▶ _Directive_: Reproduce the entries in full, with no changes.

▶ _Given data_:
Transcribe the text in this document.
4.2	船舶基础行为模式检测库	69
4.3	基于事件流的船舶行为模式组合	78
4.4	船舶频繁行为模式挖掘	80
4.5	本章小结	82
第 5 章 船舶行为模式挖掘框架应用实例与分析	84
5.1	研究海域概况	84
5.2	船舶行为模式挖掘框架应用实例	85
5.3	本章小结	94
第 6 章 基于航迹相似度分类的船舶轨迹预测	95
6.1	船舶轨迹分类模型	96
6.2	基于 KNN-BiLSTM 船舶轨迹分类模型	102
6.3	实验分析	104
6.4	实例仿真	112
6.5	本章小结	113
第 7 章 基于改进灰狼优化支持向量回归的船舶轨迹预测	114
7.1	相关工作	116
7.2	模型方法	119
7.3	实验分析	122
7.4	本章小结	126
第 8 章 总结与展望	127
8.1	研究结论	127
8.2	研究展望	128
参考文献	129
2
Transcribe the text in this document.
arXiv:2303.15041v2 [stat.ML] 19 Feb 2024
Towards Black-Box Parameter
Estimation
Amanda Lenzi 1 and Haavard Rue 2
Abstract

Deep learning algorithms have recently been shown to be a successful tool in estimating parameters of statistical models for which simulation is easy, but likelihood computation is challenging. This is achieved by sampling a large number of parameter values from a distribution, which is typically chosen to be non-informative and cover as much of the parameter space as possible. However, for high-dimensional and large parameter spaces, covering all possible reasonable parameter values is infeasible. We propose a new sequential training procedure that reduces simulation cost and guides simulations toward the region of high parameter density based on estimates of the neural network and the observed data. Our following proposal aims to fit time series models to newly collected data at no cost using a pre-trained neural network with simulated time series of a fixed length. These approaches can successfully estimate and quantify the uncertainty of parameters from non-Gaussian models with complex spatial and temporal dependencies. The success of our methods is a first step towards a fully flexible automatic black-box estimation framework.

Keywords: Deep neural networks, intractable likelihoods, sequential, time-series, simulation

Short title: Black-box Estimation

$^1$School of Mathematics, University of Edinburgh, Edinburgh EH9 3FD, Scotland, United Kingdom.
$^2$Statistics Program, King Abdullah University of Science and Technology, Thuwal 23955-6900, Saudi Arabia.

▶ _Output of the exercise_:
Transcribe the text in this document.
4.2	船舶基础行为模式检测库	69
4.3	基于事件流的船舶行为模式组合	78
4.4	船舶频繁行为模式挖掘	80
4.5	本章小结	82
第 5 章 船舶行为模式挖掘框架应用实例与分析	84
5.1	研究海域概况	84
5.2	船舶行为模式挖掘框架应用实例	85
5.3	本章小结	94
第 6 章 基于航迹相似度分类的船舶轨迹预测	95
6.1	船舶轨迹分类模型	96
6.2	基于 KNN-BiLSTM 船舶轨迹分类模型	102
6.3	实验分析	104
6.4	实例仿真	112
6.5	本章小结	113
第 7 章 基于改进灰狼优化支持向量回归的船舶轨迹预测	114
7.1	相关工作	116
7.2	模型方法	119
7.3	实验分析	122
7.4	本章小结	126
第 8 章 总结与展望	127
8.1	研究结论	127
8.2	研究展望	128
参考文献	129
2
Transcribe the text in this document.
arXiv:2303.15041v2 [stat.ML] 19 Feb 2024
Towards Black-Box Parameter
Estimation
Amanda Lenzi 1 and Haavard Rue 2
Abstract

Deep learning algorithms have recently been shown to be a successful tool in estimating parameters of statistical models for which simulation is easy, but likelihood computation is challenging. This is achieved by sampling a large number of parameter values from a distribution, which is typically chosen to be non-informative and cover as much of the parameter space as possible. However, for high-dimensional and large parameter spaces, covering all possible reasonable parameter values is infeasible. We propose a new sequential training procedure that reduces simulation cost and guides simulations toward the region of high parameter density based on estimates of the neural network and the observed data. Our following proposal aims to fit time series models to newly collected data at no cost using a pre-trained neural network with simulated time series of a fixed length. These approaches can successfully estimate and quantify the uncertainty of parameters from non-Gaussian models with complex spatial and temporal dependencies. The success of our methods is a first step towards a fully flexible automatic black-box estimation framework.

Keywords: Deep neural networks, intractable likelihoods, sequential, time-series, simulation

Short title: Black-box Estimation

$^1$School of Mathematics, University of Edinburgh, Edinburgh EH9 3FD, Scotland, United Kingdom.
$^2$Statistics Program, King Abdullah University of Science and Technology, Thuwal 23955-6900, Saudi Arabia.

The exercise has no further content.